[Stored data]
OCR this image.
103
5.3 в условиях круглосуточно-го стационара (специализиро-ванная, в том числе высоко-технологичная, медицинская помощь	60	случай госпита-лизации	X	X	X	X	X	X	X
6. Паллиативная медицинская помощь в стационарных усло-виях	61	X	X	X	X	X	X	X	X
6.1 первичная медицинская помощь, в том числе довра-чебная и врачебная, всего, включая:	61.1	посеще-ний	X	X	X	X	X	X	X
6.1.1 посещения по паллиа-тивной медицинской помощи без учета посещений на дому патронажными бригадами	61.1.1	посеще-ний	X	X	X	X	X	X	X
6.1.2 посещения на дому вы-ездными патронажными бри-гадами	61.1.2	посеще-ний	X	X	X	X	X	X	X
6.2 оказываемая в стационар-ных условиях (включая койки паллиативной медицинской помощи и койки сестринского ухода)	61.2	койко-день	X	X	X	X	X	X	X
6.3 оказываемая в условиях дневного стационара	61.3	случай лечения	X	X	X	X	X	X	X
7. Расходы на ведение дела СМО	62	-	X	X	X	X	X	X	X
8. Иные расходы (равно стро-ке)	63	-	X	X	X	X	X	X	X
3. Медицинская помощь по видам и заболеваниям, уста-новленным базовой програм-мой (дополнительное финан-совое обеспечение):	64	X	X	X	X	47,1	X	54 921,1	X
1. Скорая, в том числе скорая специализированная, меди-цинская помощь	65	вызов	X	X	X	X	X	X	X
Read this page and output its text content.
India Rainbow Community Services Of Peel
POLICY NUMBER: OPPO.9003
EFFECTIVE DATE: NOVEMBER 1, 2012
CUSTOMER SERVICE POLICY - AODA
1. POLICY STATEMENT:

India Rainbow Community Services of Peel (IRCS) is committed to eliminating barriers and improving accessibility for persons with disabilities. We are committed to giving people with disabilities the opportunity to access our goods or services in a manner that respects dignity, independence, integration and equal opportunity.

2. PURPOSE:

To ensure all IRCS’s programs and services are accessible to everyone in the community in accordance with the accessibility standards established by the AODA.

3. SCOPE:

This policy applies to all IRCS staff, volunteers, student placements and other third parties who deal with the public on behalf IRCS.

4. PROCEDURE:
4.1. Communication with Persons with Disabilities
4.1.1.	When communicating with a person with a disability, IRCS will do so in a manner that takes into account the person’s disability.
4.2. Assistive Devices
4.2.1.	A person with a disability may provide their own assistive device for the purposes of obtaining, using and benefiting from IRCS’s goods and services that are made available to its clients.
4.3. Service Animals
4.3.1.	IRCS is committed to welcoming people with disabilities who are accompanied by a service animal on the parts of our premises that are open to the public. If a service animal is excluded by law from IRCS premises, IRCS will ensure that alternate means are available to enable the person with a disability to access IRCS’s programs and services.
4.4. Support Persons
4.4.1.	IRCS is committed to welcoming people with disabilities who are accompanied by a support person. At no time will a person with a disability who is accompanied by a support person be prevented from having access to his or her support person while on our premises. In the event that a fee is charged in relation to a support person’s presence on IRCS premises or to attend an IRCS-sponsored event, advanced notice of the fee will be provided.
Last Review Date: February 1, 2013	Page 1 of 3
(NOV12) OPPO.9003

Objective -
Scan the lines for the string "числе". Copy out each line that matches.

Solution for this problem -
5.3 в условиях круглосуточно-го стационара (специализиро-ванная, в том числе высоко-технологичная, медицинская помощь	60	случай госпита-лизации	X	X	X	X	X	X	X
6.1 первичная медицинская помощь, в том числе довра-чебная и врачебная, всего, включая:	61.1	посеще-ний	X	X	X	X	X	X	X
1. Скорая, в том числе скорая специализированная, меди-цинская помощь	65	вызов	X	X	X	X	X	X	X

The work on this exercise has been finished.